[PROBLEM TO WORK ON]
Answer with one number: how many lines hold "Tecnologias".

(Dataset records)
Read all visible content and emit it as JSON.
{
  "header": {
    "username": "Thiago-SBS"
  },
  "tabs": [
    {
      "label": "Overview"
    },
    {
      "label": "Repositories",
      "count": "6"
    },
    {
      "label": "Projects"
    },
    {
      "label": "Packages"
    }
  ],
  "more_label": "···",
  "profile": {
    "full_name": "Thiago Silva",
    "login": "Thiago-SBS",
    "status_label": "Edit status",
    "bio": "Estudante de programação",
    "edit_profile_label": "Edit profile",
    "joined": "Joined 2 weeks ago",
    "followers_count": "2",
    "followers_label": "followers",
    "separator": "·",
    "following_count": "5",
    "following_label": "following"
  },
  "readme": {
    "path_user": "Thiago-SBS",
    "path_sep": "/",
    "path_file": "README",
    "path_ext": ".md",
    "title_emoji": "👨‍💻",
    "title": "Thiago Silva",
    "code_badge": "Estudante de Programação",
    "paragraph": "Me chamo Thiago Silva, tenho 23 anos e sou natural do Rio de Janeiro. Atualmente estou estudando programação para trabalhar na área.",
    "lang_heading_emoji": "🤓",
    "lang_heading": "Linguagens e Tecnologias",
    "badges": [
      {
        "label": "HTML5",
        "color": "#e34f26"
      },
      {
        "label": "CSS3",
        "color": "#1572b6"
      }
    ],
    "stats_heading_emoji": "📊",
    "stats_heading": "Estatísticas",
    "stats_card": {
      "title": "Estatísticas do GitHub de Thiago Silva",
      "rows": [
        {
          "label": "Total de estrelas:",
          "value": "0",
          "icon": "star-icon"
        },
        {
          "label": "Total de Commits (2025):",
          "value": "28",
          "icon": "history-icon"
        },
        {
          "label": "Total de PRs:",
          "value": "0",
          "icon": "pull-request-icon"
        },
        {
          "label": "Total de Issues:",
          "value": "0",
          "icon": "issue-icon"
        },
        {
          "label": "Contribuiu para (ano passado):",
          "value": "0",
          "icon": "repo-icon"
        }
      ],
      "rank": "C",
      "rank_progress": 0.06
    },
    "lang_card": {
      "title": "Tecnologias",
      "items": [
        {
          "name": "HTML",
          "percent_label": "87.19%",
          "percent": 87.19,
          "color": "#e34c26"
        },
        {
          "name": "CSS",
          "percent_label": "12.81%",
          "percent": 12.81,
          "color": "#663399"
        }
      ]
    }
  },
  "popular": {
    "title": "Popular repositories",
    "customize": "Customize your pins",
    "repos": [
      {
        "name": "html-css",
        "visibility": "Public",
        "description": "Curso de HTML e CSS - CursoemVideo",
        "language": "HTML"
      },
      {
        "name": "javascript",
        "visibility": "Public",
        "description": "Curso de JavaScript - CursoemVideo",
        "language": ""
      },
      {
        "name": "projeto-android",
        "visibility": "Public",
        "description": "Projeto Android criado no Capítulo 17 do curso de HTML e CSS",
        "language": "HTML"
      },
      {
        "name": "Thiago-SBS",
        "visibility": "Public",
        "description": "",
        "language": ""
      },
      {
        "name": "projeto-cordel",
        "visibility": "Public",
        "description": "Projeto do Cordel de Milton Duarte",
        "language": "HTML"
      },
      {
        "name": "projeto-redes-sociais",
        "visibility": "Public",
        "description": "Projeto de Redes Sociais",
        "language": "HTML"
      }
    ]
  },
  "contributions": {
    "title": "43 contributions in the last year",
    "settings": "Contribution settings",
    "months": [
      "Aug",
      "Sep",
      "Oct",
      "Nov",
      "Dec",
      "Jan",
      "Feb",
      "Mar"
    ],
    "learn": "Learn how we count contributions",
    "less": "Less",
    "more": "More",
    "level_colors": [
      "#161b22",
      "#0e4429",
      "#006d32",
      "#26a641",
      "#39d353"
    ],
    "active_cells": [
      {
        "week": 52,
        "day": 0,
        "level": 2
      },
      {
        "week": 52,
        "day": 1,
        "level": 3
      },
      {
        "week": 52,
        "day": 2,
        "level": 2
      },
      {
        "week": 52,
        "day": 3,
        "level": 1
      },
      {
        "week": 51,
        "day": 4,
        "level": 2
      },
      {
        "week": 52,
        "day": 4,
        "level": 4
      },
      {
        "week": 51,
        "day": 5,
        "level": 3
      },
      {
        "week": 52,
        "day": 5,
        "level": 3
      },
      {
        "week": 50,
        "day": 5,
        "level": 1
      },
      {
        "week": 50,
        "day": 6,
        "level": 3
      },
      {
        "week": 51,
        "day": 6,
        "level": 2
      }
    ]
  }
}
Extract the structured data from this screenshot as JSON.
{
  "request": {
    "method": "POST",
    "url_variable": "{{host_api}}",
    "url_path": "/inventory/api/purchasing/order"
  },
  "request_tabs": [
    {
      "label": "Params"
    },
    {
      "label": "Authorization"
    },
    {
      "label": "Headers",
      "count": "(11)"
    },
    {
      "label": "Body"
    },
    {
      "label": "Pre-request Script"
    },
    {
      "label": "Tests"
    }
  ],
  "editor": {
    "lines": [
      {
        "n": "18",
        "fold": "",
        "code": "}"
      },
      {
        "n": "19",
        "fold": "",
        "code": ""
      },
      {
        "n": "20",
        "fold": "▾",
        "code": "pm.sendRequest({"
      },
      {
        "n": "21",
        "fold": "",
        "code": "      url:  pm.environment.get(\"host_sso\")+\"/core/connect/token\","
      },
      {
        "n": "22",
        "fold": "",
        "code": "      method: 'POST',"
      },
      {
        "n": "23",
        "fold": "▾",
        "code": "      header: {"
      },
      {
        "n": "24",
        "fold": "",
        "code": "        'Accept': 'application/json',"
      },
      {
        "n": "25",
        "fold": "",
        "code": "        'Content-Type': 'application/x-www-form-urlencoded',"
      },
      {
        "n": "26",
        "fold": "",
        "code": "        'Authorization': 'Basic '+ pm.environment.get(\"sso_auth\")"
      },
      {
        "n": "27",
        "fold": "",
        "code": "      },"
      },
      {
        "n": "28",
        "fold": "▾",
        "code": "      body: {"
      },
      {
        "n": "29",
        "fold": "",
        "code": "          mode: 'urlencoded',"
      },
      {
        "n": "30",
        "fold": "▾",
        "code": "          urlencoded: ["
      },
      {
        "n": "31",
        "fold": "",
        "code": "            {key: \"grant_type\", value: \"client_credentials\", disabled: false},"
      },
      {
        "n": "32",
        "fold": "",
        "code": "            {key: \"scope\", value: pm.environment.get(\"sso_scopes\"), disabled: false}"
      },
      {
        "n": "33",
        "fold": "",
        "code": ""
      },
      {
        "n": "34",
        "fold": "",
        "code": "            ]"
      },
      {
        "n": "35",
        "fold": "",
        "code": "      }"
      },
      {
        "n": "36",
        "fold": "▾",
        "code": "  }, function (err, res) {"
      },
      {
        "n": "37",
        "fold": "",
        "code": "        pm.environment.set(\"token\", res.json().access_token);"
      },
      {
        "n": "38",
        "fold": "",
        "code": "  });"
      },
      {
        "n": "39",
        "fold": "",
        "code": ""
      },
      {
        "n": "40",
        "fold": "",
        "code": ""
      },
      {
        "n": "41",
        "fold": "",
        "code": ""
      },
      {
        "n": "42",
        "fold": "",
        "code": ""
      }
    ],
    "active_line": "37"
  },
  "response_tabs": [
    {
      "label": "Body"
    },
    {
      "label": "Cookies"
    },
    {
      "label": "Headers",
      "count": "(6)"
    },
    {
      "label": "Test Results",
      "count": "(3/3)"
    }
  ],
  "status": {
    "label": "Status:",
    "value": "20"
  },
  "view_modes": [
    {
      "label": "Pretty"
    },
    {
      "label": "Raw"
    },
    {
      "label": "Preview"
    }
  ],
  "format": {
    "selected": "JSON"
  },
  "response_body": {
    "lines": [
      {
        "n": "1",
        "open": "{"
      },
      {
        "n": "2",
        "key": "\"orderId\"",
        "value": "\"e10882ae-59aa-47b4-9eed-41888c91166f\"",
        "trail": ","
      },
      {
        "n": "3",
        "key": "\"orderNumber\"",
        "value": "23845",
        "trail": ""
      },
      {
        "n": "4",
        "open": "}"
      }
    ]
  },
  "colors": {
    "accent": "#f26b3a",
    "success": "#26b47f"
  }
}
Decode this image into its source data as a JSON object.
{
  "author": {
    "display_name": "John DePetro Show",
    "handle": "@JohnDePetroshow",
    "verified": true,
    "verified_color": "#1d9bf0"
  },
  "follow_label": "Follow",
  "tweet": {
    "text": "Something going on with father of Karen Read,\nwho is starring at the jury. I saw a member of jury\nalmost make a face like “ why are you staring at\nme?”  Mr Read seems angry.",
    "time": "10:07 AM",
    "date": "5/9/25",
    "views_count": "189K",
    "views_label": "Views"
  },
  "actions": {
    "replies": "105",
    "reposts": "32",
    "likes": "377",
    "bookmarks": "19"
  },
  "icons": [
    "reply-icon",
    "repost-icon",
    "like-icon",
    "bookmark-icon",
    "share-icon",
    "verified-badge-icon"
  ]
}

[WRITTEN REPLY]
2